* YOUR TASK
Keep the wording of each record exactly the same when you repeat it, and leave out pictures.

* DATA ENTRIES
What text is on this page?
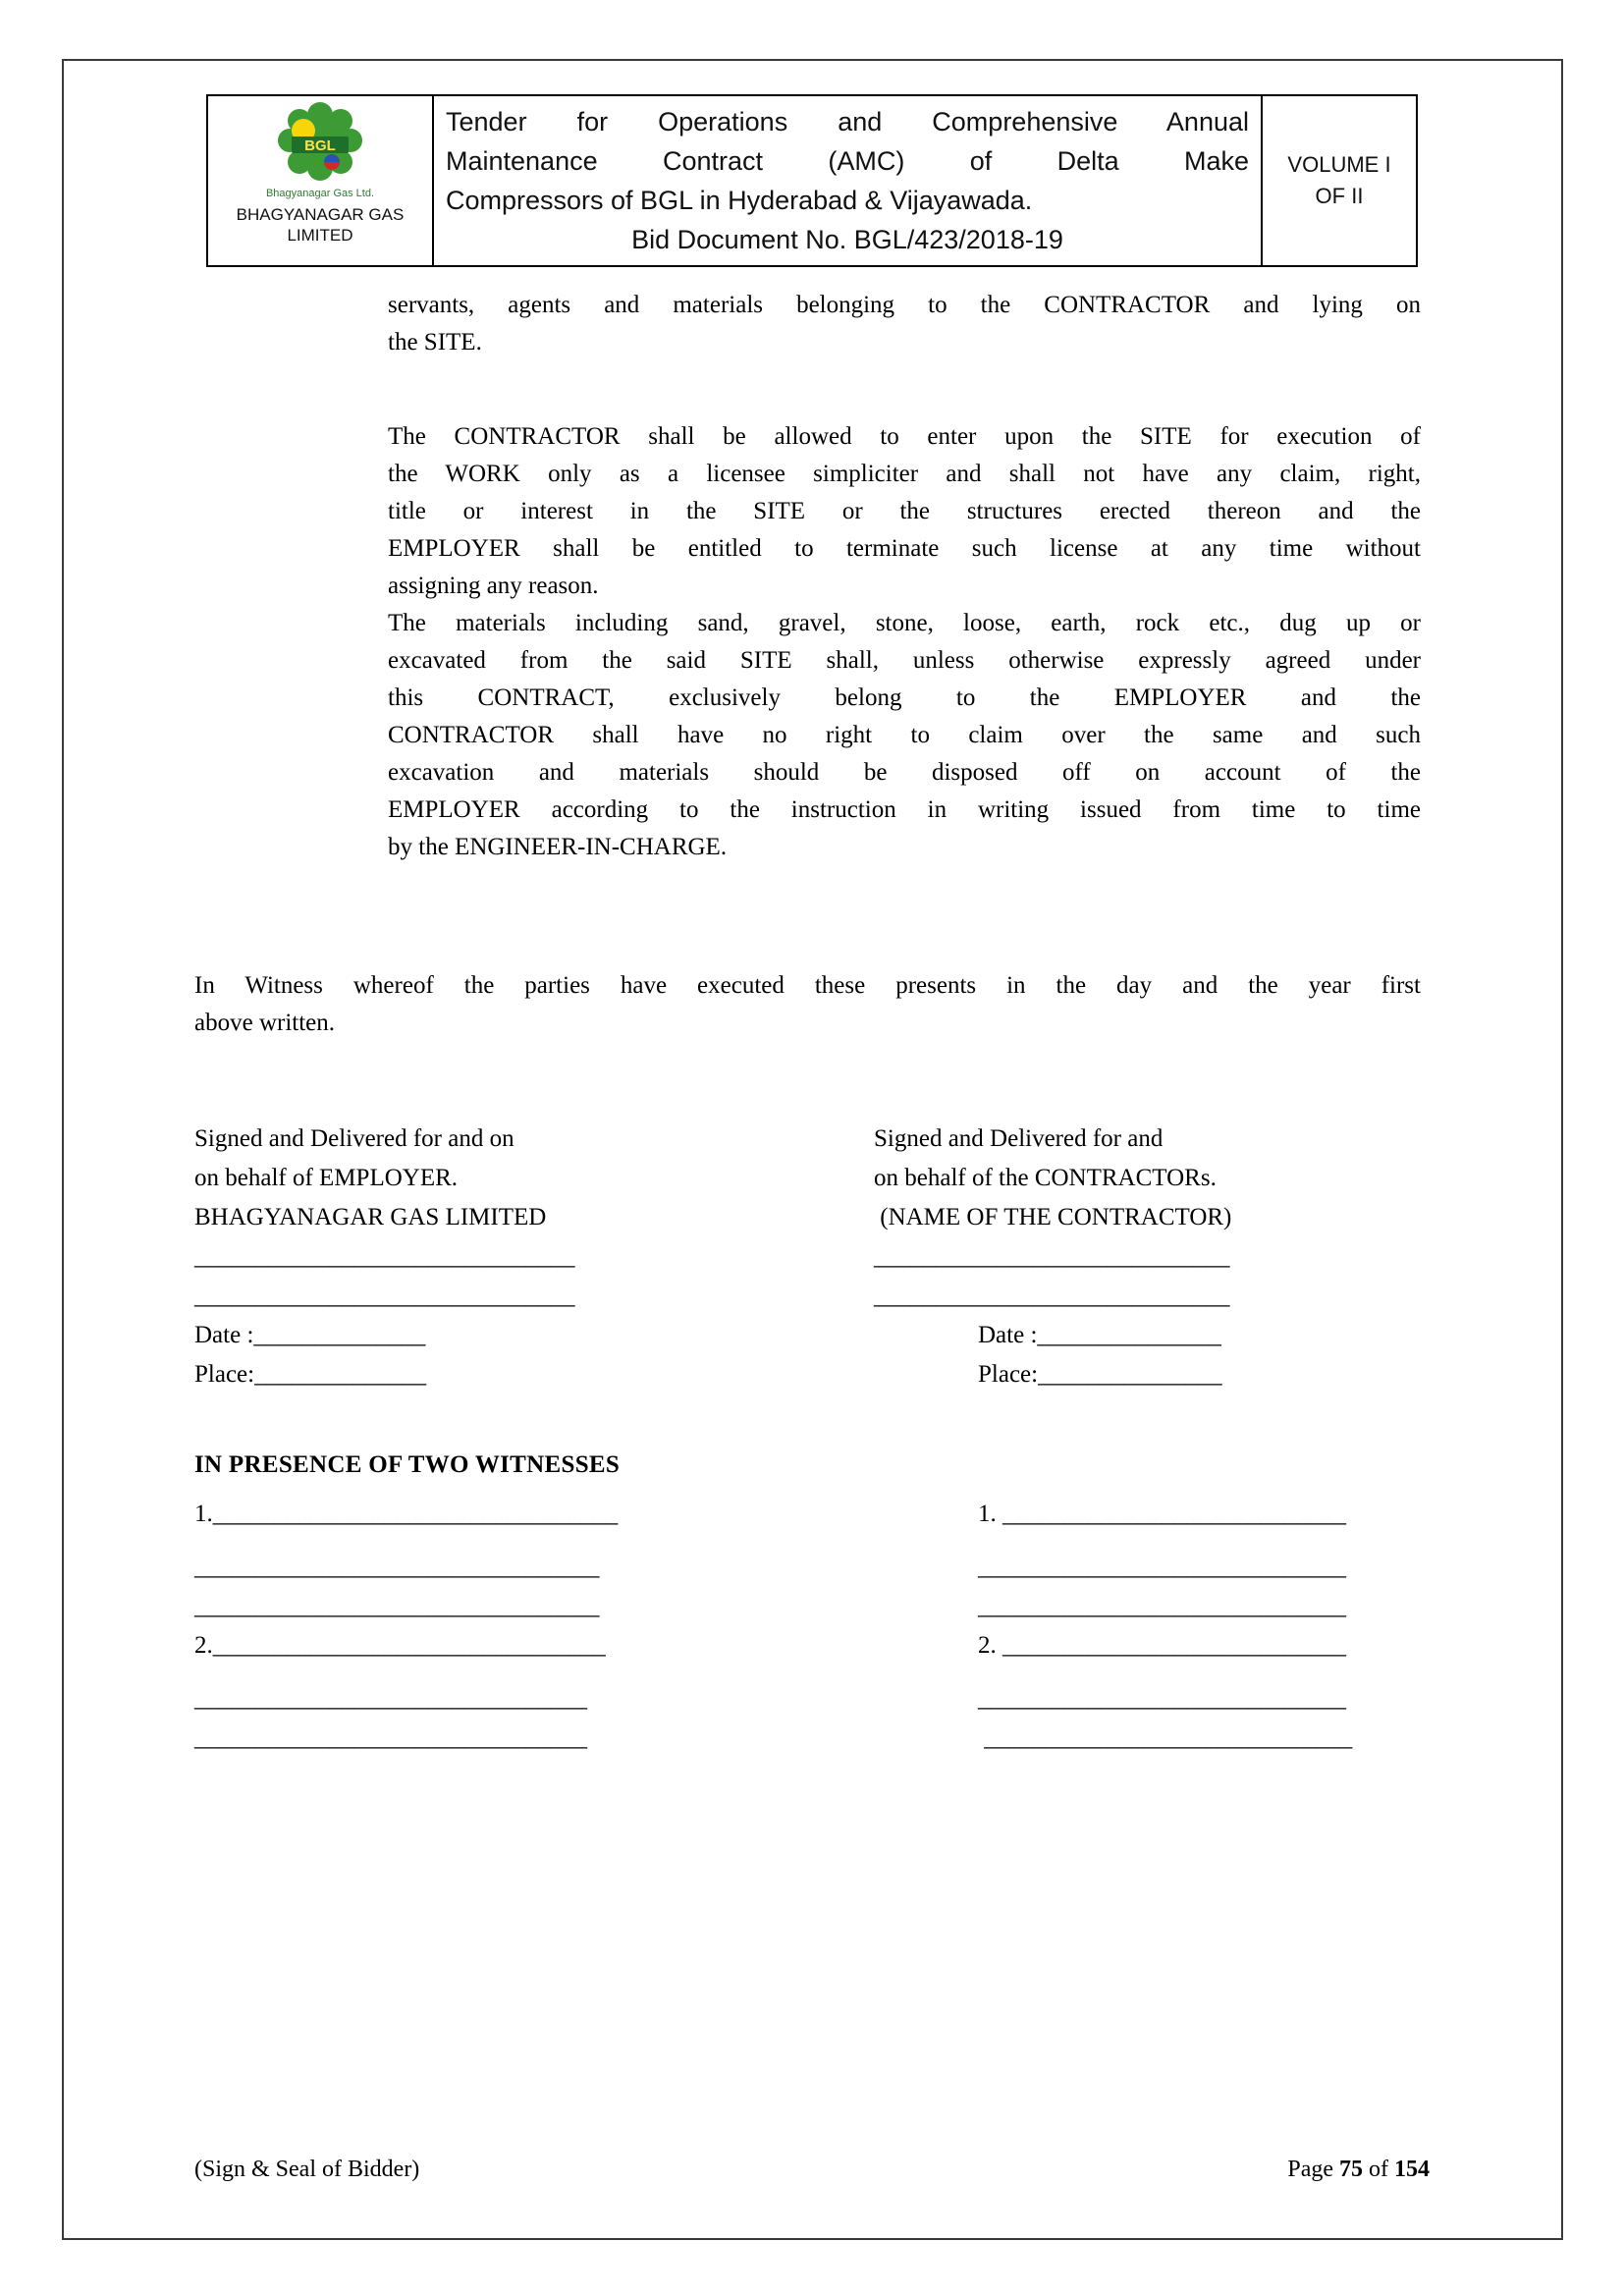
BGL
Bhagyanagar Gas Ltd.
BHAGYANAGAR GAS LIMITED
Tender for Operations and Comprehensive Annual
Maintenance Contract (AMC) of Delta Make
Compressors of BGL in Hyderabad & Vijayawada.
Bid Document No. BGL/423/2018-19
VOLUME I
OF II
servants, agents and materials belonging to the CONTRACTOR and lying on
the SITE.
The CONTRACTOR shall be allowed to enter upon the SITE for execution of
the WORK only as a licensee simpliciter and shall not have any claim, right,
title or interest in the SITE or the structures erected thereon and the
EMPLOYER shall be entitled to terminate such license at any time without
assigning any reason.
The materials including sand, gravel, stone, loose, earth, rock etc., dug up or
excavated from the said SITE shall, unless otherwise expressly agreed under
this CONTRACT, exclusively belong to the EMPLOYER and the
CONTRACTOR shall have no right to claim over the same and such
excavation and materials should be disposed off on account of the
EMPLOYER according to the instruction in writing issued from time to time
by the ENGINEER-IN-CHARGE.
In Witness whereof the parties have executed these presents in the day and the year first
above written.
Signed and Delivered for and on
on behalf of EMPLOYER.
BHAGYANAGAR GAS LIMITED
_______________________________
_______________________________
Date :______________
Place:______________
Signed and Delivered for and
on behalf of the CONTRACTORs.
(NAME OF THE CONTRACTOR)
_____________________________
_____________________________
Date :_______________
Place:_______________
IN PRESENCE OF TWO WITNESSES
1._________________________________
_________________________________
_________________________________
2.________________________________
________________________________
________________________________
1. ____________________________
______________________________
______________________________
2. ____________________________
______________________________
______________________________
(Sign & Seal of Bidder)	Page 75 of 154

* SOLVED PROBLEM
What text is on this page?
BGL
Bhagyanagar Gas Ltd.
BHAGYANAGAR GAS LIMITED
Tender for Operations and Comprehensive Annual
Maintenance Contract (AMC) of Delta Make
Compressors of BGL in Hyderabad & Vijayawada.
Bid Document No. BGL/423/2018-19
VOLUME I
OF II
servants, agents and materials belonging to the CONTRACTOR and lying on
the SITE.
The CONTRACTOR shall be allowed to enter upon the SITE for execution of
the WORK only as a licensee simpliciter and shall not have any claim, right,
title or interest in the SITE or the structures erected thereon and the
EMPLOYER shall be entitled to terminate such license at any time without
assigning any reason.
The materials including sand, gravel, stone, loose, earth, rock etc., dug up or
excavated from the said SITE shall, unless otherwise expressly agreed under
this CONTRACT, exclusively belong to the EMPLOYER and the
CONTRACTOR shall have no right to claim over the same and such
excavation and materials should be disposed off on account of the
EMPLOYER according to the instruction in writing issued from time to time
by the ENGINEER-IN-CHARGE.
In Witness whereof the parties have executed these presents in the day and the year first
above written.
Signed and Delivered for and on
on behalf of EMPLOYER.
BHAGYANAGAR GAS LIMITED
_______________________________
_______________________________
Date :______________
Place:______________
Signed and Delivered for and
on behalf of the CONTRACTORs.
(NAME OF THE CONTRACTOR)
_____________________________
_____________________________
Date :_______________
Place:_______________
IN PRESENCE OF TWO WITNESSES
1._________________________________
_________________________________
_________________________________
2.________________________________
________________________________
________________________________
1. ____________________________
______________________________
______________________________
2. ____________________________
______________________________
______________________________
(Sign & Seal of Bidder)	Page 75 of 154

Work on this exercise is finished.